┌─ ITEMS

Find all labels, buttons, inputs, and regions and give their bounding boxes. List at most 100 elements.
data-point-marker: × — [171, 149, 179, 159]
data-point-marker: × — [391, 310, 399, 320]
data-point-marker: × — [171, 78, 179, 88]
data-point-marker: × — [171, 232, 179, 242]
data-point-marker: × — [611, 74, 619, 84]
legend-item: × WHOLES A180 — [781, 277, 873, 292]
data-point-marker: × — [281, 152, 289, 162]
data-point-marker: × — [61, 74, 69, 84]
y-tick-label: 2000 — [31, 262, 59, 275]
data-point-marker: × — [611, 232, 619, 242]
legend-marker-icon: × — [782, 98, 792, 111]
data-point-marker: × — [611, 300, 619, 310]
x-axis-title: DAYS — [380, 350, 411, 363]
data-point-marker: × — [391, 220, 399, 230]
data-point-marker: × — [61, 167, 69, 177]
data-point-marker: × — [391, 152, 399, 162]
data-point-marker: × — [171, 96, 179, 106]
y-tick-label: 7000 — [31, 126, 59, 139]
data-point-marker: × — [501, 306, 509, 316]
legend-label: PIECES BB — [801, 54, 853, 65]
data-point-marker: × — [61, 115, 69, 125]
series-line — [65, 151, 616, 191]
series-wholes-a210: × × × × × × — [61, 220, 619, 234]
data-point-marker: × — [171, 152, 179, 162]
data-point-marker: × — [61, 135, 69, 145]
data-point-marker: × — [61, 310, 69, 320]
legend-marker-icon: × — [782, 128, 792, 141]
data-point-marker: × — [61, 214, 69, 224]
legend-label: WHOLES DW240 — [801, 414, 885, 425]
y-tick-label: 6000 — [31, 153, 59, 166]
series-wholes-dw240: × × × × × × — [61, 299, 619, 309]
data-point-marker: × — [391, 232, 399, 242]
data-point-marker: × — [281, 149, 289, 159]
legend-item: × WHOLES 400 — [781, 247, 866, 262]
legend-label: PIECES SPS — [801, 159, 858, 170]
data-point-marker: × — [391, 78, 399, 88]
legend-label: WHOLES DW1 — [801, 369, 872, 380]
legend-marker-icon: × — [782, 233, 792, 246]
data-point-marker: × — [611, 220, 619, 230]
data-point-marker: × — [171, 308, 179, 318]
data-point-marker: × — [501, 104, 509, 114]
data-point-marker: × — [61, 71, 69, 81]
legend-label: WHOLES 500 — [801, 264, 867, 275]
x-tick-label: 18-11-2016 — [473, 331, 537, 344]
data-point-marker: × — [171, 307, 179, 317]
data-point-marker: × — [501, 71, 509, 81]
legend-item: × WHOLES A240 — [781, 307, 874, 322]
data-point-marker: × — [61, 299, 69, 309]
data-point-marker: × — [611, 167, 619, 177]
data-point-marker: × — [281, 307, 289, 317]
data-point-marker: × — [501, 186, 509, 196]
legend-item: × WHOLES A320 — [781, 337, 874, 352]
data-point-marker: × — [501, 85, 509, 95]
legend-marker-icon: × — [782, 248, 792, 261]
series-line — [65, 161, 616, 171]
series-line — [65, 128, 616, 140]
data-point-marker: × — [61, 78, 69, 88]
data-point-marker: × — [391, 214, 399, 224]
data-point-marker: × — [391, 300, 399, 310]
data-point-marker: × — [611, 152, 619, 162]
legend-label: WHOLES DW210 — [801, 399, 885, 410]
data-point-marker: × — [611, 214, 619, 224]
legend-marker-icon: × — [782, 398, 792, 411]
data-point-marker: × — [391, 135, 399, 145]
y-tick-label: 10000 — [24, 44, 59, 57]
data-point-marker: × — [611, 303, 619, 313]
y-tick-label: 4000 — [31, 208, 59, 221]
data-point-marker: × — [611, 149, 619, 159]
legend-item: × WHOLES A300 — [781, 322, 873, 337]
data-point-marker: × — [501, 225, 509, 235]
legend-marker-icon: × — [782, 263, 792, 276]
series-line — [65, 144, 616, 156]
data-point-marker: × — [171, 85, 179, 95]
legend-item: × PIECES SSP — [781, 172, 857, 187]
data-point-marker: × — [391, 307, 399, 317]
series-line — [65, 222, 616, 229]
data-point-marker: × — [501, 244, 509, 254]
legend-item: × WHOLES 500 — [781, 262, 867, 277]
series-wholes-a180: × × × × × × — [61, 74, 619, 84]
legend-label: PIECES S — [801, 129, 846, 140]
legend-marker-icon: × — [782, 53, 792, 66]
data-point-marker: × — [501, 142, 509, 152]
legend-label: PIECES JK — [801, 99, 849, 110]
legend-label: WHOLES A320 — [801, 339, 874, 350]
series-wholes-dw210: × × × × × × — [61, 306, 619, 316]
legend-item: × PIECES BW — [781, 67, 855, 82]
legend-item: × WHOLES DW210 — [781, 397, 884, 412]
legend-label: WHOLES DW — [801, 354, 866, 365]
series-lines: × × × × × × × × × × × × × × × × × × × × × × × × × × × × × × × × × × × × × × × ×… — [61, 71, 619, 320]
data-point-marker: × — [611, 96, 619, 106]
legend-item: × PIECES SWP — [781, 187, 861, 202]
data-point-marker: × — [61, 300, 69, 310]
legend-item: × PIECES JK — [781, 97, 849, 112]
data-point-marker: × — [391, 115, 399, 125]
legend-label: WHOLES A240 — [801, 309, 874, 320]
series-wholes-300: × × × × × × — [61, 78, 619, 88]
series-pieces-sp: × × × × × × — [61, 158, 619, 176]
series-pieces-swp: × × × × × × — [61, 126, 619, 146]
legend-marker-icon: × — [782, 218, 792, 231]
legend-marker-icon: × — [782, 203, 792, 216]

└─

EXERCISE PROMPT: Quote the data listing word for word, from its very first line down through the line that contains "y-tick-label: 2000 — [31, 262, 59, 275]", including both ends.

COMPLETE RESPONSE:
Find all labels, buttons, inputs, and regions and give their bounding boxes. List at most 100 elements.
data-point-marker: × — [171, 149, 179, 159]
data-point-marker: × — [391, 310, 399, 320]
data-point-marker: × — [171, 78, 179, 88]
data-point-marker: × — [171, 232, 179, 242]
data-point-marker: × — [611, 74, 619, 84]
legend-item: × WHOLES A180 — [781, 277, 873, 292]
data-point-marker: × — [281, 152, 289, 162]
data-point-marker: × — [61, 74, 69, 84]
y-tick-label: 2000 — [31, 262, 59, 275]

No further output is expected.